* [Recorded data]:
----------

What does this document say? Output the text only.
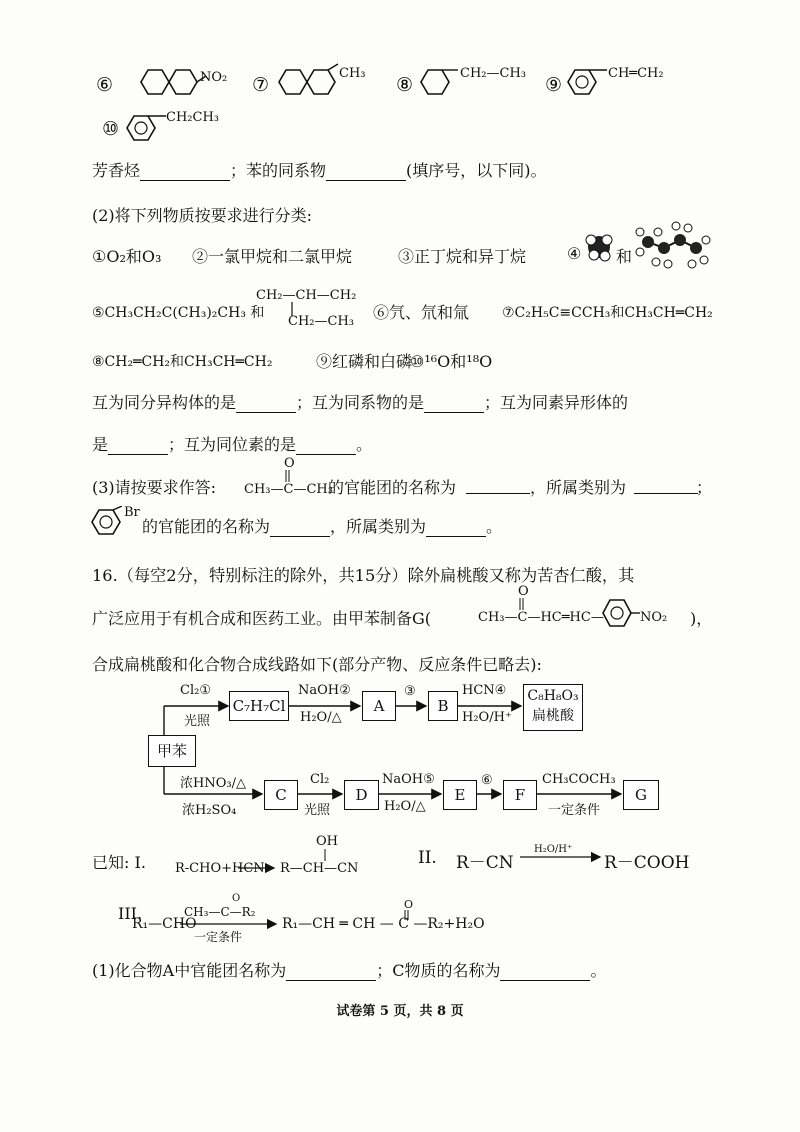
⑥	NO₂ ⑦
CH₃
⑧
CH₂—CH₃
⑨
CH═CH₂
⑩
CH₂CH₃
芳香烃	；苯的同系物	(填序号，以下同)。
(2)将下列物质按要求进行分类:
①O₂和O₃ ②一氯甲烷和二氯甲烷	③正丁烷和异丁烷	④ 和
⑤CH₃CH₂C(CH₃)₂CH₃ 和
CH₂—CH—CH₂
CH₂—CH₃ ⑥氕、氘和氚 ⑦C₂H₅C≡CCH₃和CH₃CH═CH₂
⑧CH₂═CH₂和CH₃CH═CH₂	⑨红磷和白磷
⑩¹⁶O和¹⁸O
互为同分异构体的是	；互为同系物的是	；互为同素异形体的
是	；互为同位素的是	。
(3)请按要求作答:
O
CH₃—C—CH₃
的官能团的名称为	，所属类别为	；
Br
的官能团的名称为	，所属类别为	。
16.（每空2分，特别标注的除外，共15分）除外扁桃酸又称为苦杏仁酸，其
广泛应用于有机合成和医药工业。由甲苯制备G(
O
CH₃—C—HC═HC—	NO₂ )，
合成扁桃酸和化合物合成线路如下(部分产物、反应条件已略去):
甲苯
Cl₂①
光照
C₇H₇Cl
NaOH②
H₂O/△
A
③
B
HCN④
H₂O/H⁺
C₈H₈O₃
扁桃酸
浓HNO₃/△
浓H₂SO₄
C
Cl₂
光照
D
NaOH⑤
H₂O/△
E
⑥
F
CH₃COCH₃
一定条件
G
已知: I.
OH
R-CHO+HCN R—CH—CN
II. R－CN
H₂O/H⁺
R－COOH
III.
R₁—CHO
O
CH₃—C—R₂
一定条件
O
R₁—CH ═ CH — C —R₂+H₂O
(1)化合物A中官能团名称为	；C物质的名称为	。
试卷第 5 页，共 8 页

----------

* [Directions]: All of the entries above should be duplicated exactly, except for the pictures.

* [Result below]:
What does this document say? Output the text only.
⑥	NO₂ ⑦
CH₃
⑧
CH₂—CH₃
⑨
CH═CH₂
⑩
CH₂CH₃
芳香烃	；苯的同系物	(填序号，以下同)。
(2)将下列物质按要求进行分类:
①O₂和O₃ ②一氯甲烷和二氯甲烷	③正丁烷和异丁烷	④ 和
⑤CH₃CH₂C(CH₃)₂CH₃ 和
CH₂—CH—CH₂
CH₂—CH₃ ⑥氕、氘和氚 ⑦C₂H₅C≡CCH₃和CH₃CH═CH₂
⑧CH₂═CH₂和CH₃CH═CH₂	⑨红磷和白磷
⑩¹⁶O和¹⁸O
互为同分异构体的是	；互为同系物的是	；互为同素异形体的
是	；互为同位素的是	。
(3)请按要求作答:
O
CH₃—C—CH₃
的官能团的名称为	，所属类别为	；
Br
的官能团的名称为	，所属类别为	。
16.（每空2分，特别标注的除外，共15分）除外扁桃酸又称为苦杏仁酸，其
广泛应用于有机合成和医药工业。由甲苯制备G(
O
CH₃—C—HC═HC—	NO₂ )，
合成扁桃酸和化合物合成线路如下(部分产物、反应条件已略去):
甲苯
Cl₂①
光照
C₇H₇Cl
NaOH②
H₂O/△
A
③
B
HCN④
H₂O/H⁺
C₈H₈O₃
扁桃酸
浓HNO₃/△
浓H₂SO₄
C
Cl₂
光照
D
NaOH⑤
H₂O/△
E
⑥
F
CH₃COCH₃
一定条件
G
已知: I.
OH
R-CHO+HCN R—CH—CN
II. R－CN
H₂O/H⁺
R－COOH
III.
R₁—CHO
O
CH₃—C—R₂
一定条件
O
R₁—CH ═ CH — C —R₂+H₂O
(1)化合物A中官能团名称为	；C物质的名称为	。
试卷第 5 页，共 8 页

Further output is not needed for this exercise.